**Problem description:** Among the lines below, list those containing the string "消防设施操作员之消防设备初级技能".

◇ ◇ ◇

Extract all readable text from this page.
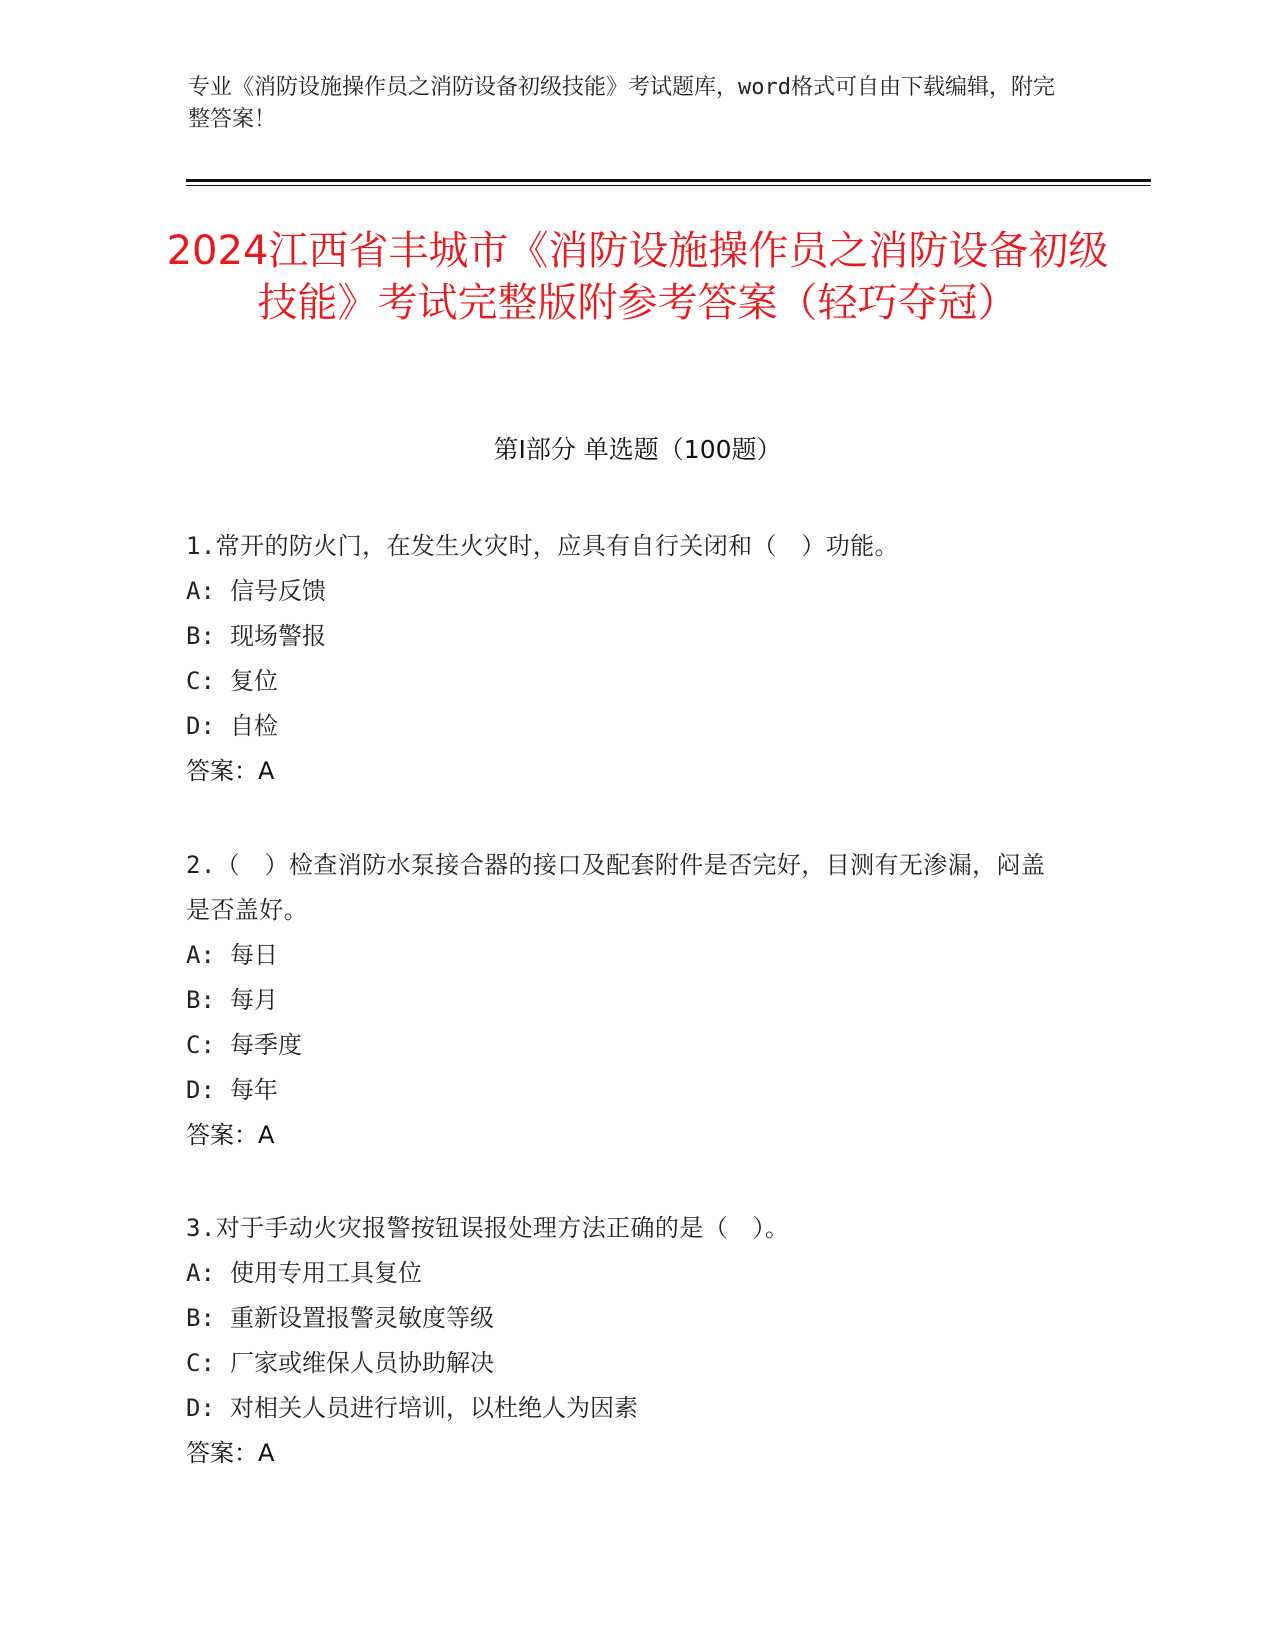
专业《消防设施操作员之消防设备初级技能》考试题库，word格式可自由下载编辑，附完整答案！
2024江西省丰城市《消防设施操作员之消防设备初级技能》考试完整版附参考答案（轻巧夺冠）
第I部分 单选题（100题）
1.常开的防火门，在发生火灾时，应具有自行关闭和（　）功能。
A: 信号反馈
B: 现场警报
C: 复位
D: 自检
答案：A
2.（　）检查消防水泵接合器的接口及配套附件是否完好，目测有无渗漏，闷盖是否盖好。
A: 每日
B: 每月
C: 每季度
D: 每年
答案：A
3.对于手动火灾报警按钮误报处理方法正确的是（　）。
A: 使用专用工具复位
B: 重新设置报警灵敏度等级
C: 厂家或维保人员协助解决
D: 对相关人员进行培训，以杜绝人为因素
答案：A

◇ ◇ ◇

**Output for this exercise:**
专业《消防设施操作员之消防设备初级技能》考试题库，word格式可自由下载编辑，附完整答案！
2024江西省丰城市《消防设施操作员之消防设备初级技能》考试完整版附参考答案（轻巧夺冠）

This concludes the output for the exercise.